__GIVEN EXERCISE__: Transcribe the records in full, keeping every character as it is.

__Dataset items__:
——————

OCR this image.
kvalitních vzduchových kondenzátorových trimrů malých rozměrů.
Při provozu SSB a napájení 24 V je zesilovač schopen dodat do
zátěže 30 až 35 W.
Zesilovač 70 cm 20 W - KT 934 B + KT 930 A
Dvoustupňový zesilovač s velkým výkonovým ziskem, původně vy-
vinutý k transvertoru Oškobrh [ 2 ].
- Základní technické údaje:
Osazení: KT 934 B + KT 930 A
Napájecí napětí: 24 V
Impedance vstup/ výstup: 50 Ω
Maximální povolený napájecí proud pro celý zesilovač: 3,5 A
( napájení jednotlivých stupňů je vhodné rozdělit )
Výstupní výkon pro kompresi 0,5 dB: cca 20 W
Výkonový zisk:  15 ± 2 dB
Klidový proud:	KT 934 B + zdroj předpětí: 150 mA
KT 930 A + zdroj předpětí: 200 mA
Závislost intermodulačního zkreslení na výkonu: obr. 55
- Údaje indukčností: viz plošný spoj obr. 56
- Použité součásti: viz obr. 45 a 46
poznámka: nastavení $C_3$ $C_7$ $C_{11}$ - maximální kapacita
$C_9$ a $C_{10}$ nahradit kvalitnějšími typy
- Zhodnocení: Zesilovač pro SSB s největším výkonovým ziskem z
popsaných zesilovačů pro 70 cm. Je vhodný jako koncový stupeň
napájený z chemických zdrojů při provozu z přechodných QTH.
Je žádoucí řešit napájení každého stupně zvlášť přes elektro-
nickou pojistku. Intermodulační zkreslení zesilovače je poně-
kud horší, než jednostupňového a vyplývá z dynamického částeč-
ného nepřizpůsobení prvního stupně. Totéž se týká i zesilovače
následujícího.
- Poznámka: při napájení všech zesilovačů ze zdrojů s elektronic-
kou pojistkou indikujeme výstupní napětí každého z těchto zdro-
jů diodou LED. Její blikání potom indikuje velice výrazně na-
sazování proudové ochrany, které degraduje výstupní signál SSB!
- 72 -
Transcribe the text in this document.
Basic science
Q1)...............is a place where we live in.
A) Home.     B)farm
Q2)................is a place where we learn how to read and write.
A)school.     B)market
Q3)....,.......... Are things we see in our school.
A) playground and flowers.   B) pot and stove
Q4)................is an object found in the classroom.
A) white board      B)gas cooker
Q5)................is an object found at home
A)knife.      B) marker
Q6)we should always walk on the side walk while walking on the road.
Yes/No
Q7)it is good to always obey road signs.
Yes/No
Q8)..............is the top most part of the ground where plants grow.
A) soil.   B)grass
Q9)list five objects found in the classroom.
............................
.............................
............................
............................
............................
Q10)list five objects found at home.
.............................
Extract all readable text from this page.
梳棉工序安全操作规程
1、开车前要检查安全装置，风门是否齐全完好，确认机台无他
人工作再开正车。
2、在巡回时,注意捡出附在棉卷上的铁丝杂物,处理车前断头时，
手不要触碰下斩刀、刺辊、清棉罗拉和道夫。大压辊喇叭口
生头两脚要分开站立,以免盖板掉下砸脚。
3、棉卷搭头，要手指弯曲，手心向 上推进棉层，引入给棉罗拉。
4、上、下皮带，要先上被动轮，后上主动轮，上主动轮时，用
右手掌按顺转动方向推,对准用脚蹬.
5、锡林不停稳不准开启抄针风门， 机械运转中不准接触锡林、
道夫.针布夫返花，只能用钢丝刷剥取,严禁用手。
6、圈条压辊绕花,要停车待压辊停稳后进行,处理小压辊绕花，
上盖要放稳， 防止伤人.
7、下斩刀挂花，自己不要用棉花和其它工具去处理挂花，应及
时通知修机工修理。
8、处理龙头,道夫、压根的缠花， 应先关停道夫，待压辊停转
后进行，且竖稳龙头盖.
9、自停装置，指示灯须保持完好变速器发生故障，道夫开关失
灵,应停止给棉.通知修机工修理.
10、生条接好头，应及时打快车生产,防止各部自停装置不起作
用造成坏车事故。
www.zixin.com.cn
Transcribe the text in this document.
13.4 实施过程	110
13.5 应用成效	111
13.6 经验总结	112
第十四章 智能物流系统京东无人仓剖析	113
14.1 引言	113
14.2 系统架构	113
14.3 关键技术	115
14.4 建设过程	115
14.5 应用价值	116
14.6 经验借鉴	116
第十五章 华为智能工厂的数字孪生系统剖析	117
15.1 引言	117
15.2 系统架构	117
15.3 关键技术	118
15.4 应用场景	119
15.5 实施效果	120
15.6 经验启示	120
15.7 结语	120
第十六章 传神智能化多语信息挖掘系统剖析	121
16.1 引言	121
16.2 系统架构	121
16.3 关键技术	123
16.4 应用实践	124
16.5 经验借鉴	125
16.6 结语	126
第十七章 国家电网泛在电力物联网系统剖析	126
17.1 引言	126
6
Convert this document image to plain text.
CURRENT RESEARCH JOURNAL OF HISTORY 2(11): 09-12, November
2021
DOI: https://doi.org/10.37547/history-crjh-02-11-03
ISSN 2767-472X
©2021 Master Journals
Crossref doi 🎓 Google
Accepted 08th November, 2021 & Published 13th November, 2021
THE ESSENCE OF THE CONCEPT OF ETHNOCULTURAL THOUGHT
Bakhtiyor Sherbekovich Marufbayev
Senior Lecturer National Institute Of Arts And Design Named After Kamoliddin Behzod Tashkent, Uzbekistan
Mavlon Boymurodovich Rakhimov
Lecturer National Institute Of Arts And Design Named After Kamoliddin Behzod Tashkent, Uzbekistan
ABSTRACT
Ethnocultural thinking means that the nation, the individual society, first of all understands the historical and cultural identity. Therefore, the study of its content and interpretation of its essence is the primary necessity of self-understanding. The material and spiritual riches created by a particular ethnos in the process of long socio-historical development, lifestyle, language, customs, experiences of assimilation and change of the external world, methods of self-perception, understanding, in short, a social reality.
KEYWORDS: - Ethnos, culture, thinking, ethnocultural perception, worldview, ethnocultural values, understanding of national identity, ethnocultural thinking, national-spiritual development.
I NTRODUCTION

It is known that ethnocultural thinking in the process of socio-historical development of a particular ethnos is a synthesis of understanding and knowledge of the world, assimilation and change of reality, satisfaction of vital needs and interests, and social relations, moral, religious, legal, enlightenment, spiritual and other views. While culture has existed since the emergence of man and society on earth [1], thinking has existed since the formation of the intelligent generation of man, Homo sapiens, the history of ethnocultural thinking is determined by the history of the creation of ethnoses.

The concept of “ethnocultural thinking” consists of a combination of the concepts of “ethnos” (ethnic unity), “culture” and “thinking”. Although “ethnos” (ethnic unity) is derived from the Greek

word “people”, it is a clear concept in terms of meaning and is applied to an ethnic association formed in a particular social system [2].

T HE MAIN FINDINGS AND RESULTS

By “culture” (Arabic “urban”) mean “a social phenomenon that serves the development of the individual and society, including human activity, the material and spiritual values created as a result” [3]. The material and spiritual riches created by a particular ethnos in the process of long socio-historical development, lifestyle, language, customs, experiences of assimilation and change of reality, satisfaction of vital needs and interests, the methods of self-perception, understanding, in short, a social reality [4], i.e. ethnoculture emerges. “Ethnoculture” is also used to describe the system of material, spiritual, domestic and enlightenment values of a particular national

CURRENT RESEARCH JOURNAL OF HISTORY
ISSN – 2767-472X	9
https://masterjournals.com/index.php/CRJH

——————

__ANSWER TO THE TASK__:
OCR this image.
kvalitních vzduchových kondenzátorových trimrů malých rozměrů.
Při provozu SSB a napájení 24 V je zesilovač schopen dodat do
zátěže 30 až 35 W.
Zesilovač 70 cm 20 W - KT 934 B + KT 930 A
Dvoustupňový zesilovač s velkým výkonovým ziskem, původně vy-
vinutý k transvertoru Oškobrh [ 2 ].
- Základní technické údaje:
Osazení: KT 934 B + KT 930 A
Napájecí napětí: 24 V
Impedance vstup/ výstup: 50 Ω
Maximální povolený napájecí proud pro celý zesilovač: 3,5 A
( napájení jednotlivých stupňů je vhodné rozdělit )
Výstupní výkon pro kompresi 0,5 dB: cca 20 W
Výkonový zisk:  15 ± 2 dB
Klidový proud:	KT 934 B + zdroj předpětí: 150 mA
KT 930 A + zdroj předpětí: 200 mA
Závislost intermodulačního zkreslení na výkonu: obr. 55
- Údaje indukčností: viz plošný spoj obr. 56
- Použité součásti: viz obr. 45 a 46
poznámka: nastavení $C_3$ $C_7$ $C_{11}$ - maximální kapacita
$C_9$ a $C_{10}$ nahradit kvalitnějšími typy
- Zhodnocení: Zesilovač pro SSB s největším výkonovým ziskem z
popsaných zesilovačů pro 70 cm. Je vhodný jako koncový stupeň
napájený z chemických zdrojů při provozu z přechodných QTH.
Je žádoucí řešit napájení každého stupně zvlášť přes elektro-
nickou pojistku. Intermodulační zkreslení zesilovače je poně-
kud horší, než jednostupňového a vyplývá z dynamického částeč-
ného nepřizpůsobení prvního stupně. Totéž se týká i zesilovače
následujícího.
- Poznámka: při napájení všech zesilovačů ze zdrojů s elektronic-
kou pojistkou indikujeme výstupní napětí každého z těchto zdro-
jů diodou LED. Její blikání potom indikuje velice výrazně na-
sazování proudové ochrany, které degraduje výstupní signál SSB!
- 72 -
Transcribe the text in this document.
Basic science
Q1)...............is a place where we live in.
A) Home.     B)farm
Q2)................is a place where we learn how to read and write.
A)school.     B)market
Q3)....,.......... Are things we see in our school.
A) playground and flowers.   B) pot and stove
Q4)................is an object found in the classroom.
A) white board      B)gas cooker
Q5)................is an object found at home
A)knife.      B) marker
Q6)we should always walk on the side walk while walking on the road.
Yes/No
Q7)it is good to always obey road signs.
Yes/No
Q8)..............is the top most part of the ground where plants grow.
A) soil.   B)grass
Q9)list five objects found in the classroom.
............................
.............................
............................
............................
............................
Q10)list five objects found at home.
.............................
Extract all readable text from this page.
梳棉工序安全操作规程
1、开车前要检查安全装置，风门是否齐全完好，确认机台无他
人工作再开正车。
2、在巡回时,注意捡出附在棉卷上的铁丝杂物,处理车前断头时，
手不要触碰下斩刀、刺辊、清棉罗拉和道夫。大压辊喇叭口
生头两脚要分开站立,以免盖板掉下砸脚。
3、棉卷搭头，要手指弯曲，手心向 上推进棉层，引入给棉罗拉。
4、上、下皮带，要先上被动轮，后上主动轮，上主动轮时，用
右手掌按顺转动方向推,对准用脚蹬.
5、锡林不停稳不准开启抄针风门， 机械运转中不准接触锡林、
道夫.针布夫返花，只能用钢丝刷剥取,严禁用手。
6、圈条压辊绕花,要停车待压辊停稳后进行,处理小压辊绕花，
上盖要放稳， 防止伤人.
7、下斩刀挂花，自己不要用棉花和其它工具去处理挂花，应及
时通知修机工修理。
8、处理龙头,道夫、压根的缠花， 应先关停道夫，待压辊停转
后进行，且竖稳龙头盖.
9、自停装置，指示灯须保持完好变速器发生故障，道夫开关失
灵,应停止给棉.通知修机工修理.
10、生条接好头，应及时打快车生产,防止各部自停装置不起作
用造成坏车事故。
www.zixin.com.cn
Transcribe the text in this document.
13.4 实施过程	110
13.5 应用成效	111
13.6 经验总结	112
第十四章 智能物流系统京东无人仓剖析	113
14.1 引言	113
14.2 系统架构	113
14.3 关键技术	115
14.4 建设过程	115
14.5 应用价值	116
14.6 经验借鉴	116
第十五章 华为智能工厂的数字孪生系统剖析	117
15.1 引言	117
15.2 系统架构	117
15.3 关键技术	118
15.4 应用场景	119
15.5 实施效果	120
15.6 经验启示	120
15.7 结语	120
第十六章 传神智能化多语信息挖掘系统剖析	121
16.1 引言	121
16.2 系统架构	121
16.3 关键技术	123
16.4 应用实践	124
16.5 经验借鉴	125
16.6 结语	126
第十七章 国家电网泛在电力物联网系统剖析	126
17.1 引言	126
6
Convert this document image to plain text.
CURRENT RESEARCH JOURNAL OF HISTORY 2(11): 09-12, November
2021
DOI: https://doi.org/10.37547/history-crjh-02-11-03
ISSN 2767-472X
©2021 Master Journals
Crossref doi 🎓 Google
Accepted 08th November, 2021 & Published 13th November, 2021
THE ESSENCE OF THE CONCEPT OF ETHNOCULTURAL THOUGHT
Bakhtiyor Sherbekovich Marufbayev
Senior Lecturer National Institute Of Arts And Design Named After Kamoliddin Behzod Tashkent, Uzbekistan
Mavlon Boymurodovich Rakhimov
Lecturer National Institute Of Arts And Design Named After Kamoliddin Behzod Tashkent, Uzbekistan
ABSTRACT
Ethnocultural thinking means that the nation, the individual society, first of all understands the historical and cultural identity. Therefore, the study of its content and interpretation of its essence is the primary necessity of self-understanding. The material and spiritual riches created by a particular ethnos in the process of long socio-historical development, lifestyle, language, customs, experiences of assimilation and change of the external world, methods of self-perception, understanding, in short, a social reality.
KEYWORDS: - Ethnos, culture, thinking, ethnocultural perception, worldview, ethnocultural values, understanding of national identity, ethnocultural thinking, national-spiritual development.
I NTRODUCTION

It is known that ethnocultural thinking in the process of socio-historical development of a particular ethnos is a synthesis of understanding and knowledge of the world, assimilation and change of reality, satisfaction of vital needs and interests, and social relations, moral, religious, legal, enlightenment, spiritual and other views. While culture has existed since the emergence of man and society on earth [1], thinking has existed since the formation of the intelligent generation of man, Homo sapiens, the history of ethnocultural thinking is determined by the history of the creation of ethnoses.

The concept of “ethnocultural thinking” consists of a combination of the concepts of “ethnos” (ethnic unity), “culture” and “thinking”. Although “ethnos” (ethnic unity) is derived from the Greek

word “people”, it is a clear concept in terms of meaning and is applied to an ethnic association formed in a particular social system [2].

T HE MAIN FINDINGS AND RESULTS

By “culture” (Arabic “urban”) mean “a social phenomenon that serves the development of the individual and society, including human activity, the material and spiritual values created as a result” [3]. The material and spiritual riches created by a particular ethnos in the process of long socio-historical development, lifestyle, language, customs, experiences of assimilation and change of reality, satisfaction of vital needs and interests, the methods of self-perception, understanding, in short, a social reality [4], i.e. ethnoculture emerges. “Ethnoculture” is also used to describe the system of material, spiritual, domestic and enlightenment values of a particular national

CURRENT RESEARCH JOURNAL OF HISTORY
ISSN – 2767-472X	9
https://masterjournals.com/index.php/CRJH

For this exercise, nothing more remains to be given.